= WHAT THE TASK ASKS =
Return the data exactly, with all pictures removed.

*****

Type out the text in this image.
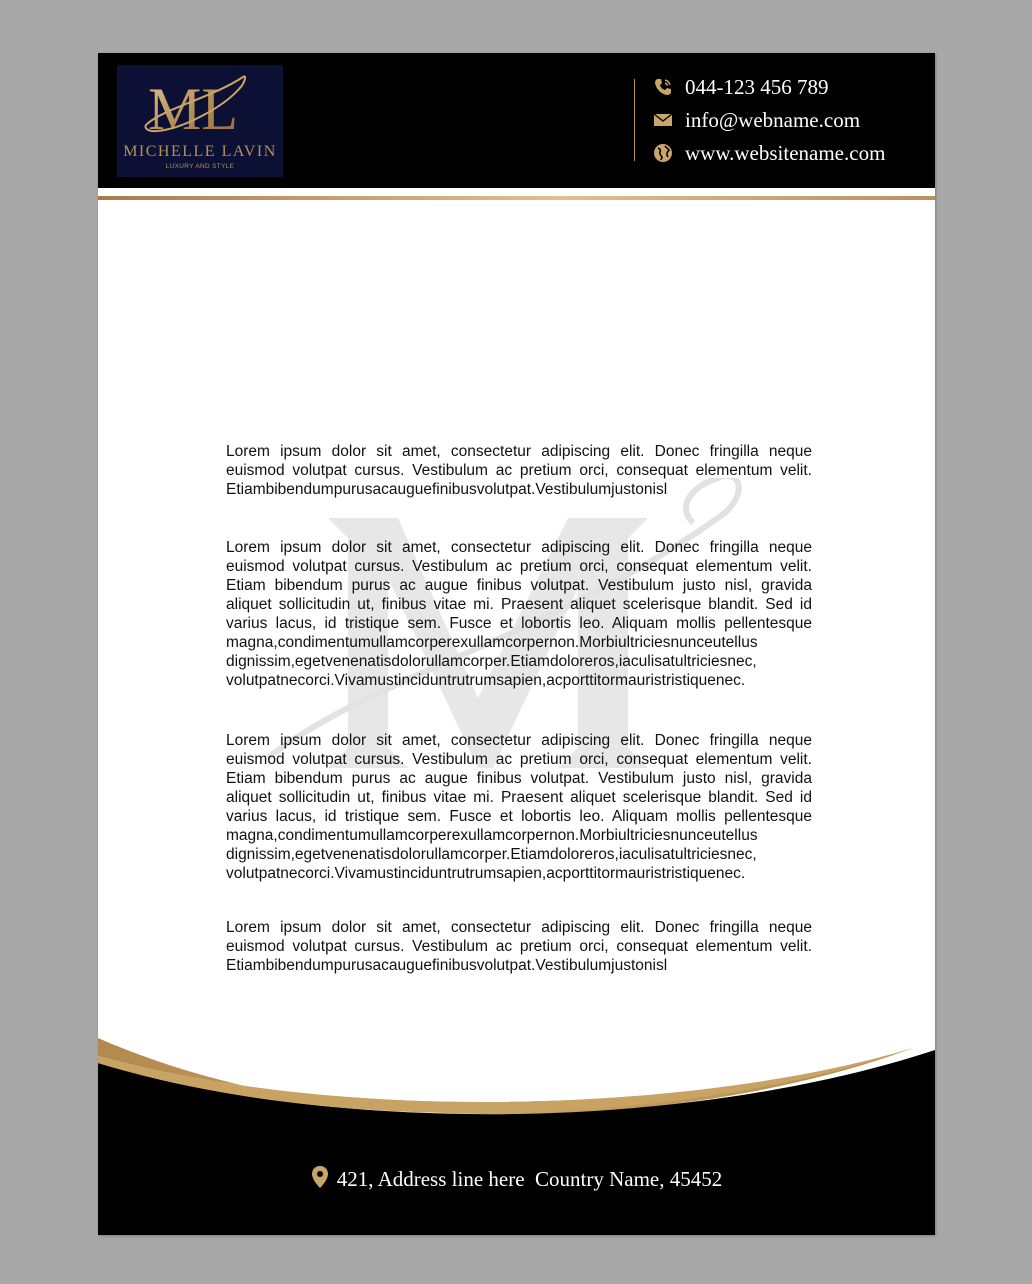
ML
MICHELLE LAVIN
LUXURY AND STYLE
044-123 456 789
info@webname.com
www.websitename.com
Lorem ipsum dolor sit amet, consectetur adipiscing elit. Donec fringilla neque euismod volutpat cursus. Vestibulum ac pretium orci, consequat elementum velit. Etiambibendumpurusacauguefinibusvolutpat.Vestibulumjustonisl
Lorem ipsum dolor sit amet, consectetur adipiscing elit. Donec fringilla neque euismod volutpat cursus. Vestibulum ac pretium orci, consequat elementum velit. Etiam bibendum purus ac augue finibus volutpat. Vestibulum justo nisl, gravida aliquet sollicitudin ut, finibus vitae mi. Praesent aliquet scelerisque blandit. Sed id varius lacus, id tristique sem. Fusce et lobortis leo. Aliquam mollis pellentesque magna,condimentumullamcorperexullamcorpernon.Morbiultriciesnunceutellus dignissim,egetvenenatisdolorullamcorper.Etiamdoloreros,iaculisatultriciesnec, volutpatnecorci.Vivamustinciduntrutrumsapien,acporttitormauristristiquenec.
Lorem ipsum dolor sit amet, consectetur adipiscing elit. Donec fringilla neque euismod volutpat cursus. Vestibulum ac pretium orci, consequat elementum velit. Etiam bibendum purus ac augue finibus volutpat. Vestibulum justo nisl, gravida aliquet sollicitudin ut, finibus vitae mi. Praesent aliquet scelerisque blandit. Sed id varius lacus, id tristique sem. Fusce et lobortis leo. Aliquam mollis pellentesque magna,condimentumullamcorperexullamcorpernon.Morbiultriciesnunceutellus dignissim,egetvenenatisdolorullamcorper.Etiamdoloreros,iaculisatultriciesnec, volutpatnecorci.Vivamustinciduntrutrumsapien,acporttitormauristristiquenec.
Lorem ipsum dolor sit amet, consectetur adipiscing elit. Donec fringilla neque euismod volutpat cursus. Vestibulum ac pretium orci, consequat elementum velit. Etiambibendumpurusacauguefinibusvolutpat.Vestibulumjustonisl
421, Address line here  Country Name, 45452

*****

= WRITTEN ANSWER =
Type out the text in this image.
ML
MICHELLE LAVIN
LUXURY AND STYLE
044-123 456 789
info@webname.com
www.websitename.com
Lorem ipsum dolor sit amet, consectetur adipiscing elit. Donec fringilla neque euismod volutpat cursus. Vestibulum ac pretium orci, consequat elementum velit. Etiambibendumpurusacauguefinibusvolutpat.Vestibulumjustonisl
Lorem ipsum dolor sit amet, consectetur adipiscing elit. Donec fringilla neque euismod volutpat cursus. Vestibulum ac pretium orci, consequat elementum velit. Etiam bibendum purus ac augue finibus volutpat. Vestibulum justo nisl, gravida aliquet sollicitudin ut, finibus vitae mi. Praesent aliquet scelerisque blandit. Sed id varius lacus, id tristique sem. Fusce et lobortis leo. Aliquam mollis pellentesque magna,condimentumullamcorperexullamcorpernon.Morbiultriciesnunceutellus dignissim,egetvenenatisdolorullamcorper.Etiamdoloreros,iaculisatultriciesnec, volutpatnecorci.Vivamustinciduntrutrumsapien,acporttitormauristristiquenec.
Lorem ipsum dolor sit amet, consectetur adipiscing elit. Donec fringilla neque euismod volutpat cursus. Vestibulum ac pretium orci, consequat elementum velit. Etiam bibendum purus ac augue finibus volutpat. Vestibulum justo nisl, gravida aliquet sollicitudin ut, finibus vitae mi. Praesent aliquet scelerisque blandit. Sed id varius lacus, id tristique sem. Fusce et lobortis leo. Aliquam mollis pellentesque magna,condimentumullamcorperexullamcorpernon.Morbiultriciesnunceutellus dignissim,egetvenenatisdolorullamcorper.Etiamdoloreros,iaculisatultriciesnec, volutpatnecorci.Vivamustinciduntrutrumsapien,acporttitormauristristiquenec.
Lorem ipsum dolor sit amet, consectetur adipiscing elit. Donec fringilla neque euismod volutpat cursus. Vestibulum ac pretium orci, consequat elementum velit. Etiambibendumpurusacauguefinibusvolutpat.Vestibulumjustonisl
421, Address line here  Country Name, 45452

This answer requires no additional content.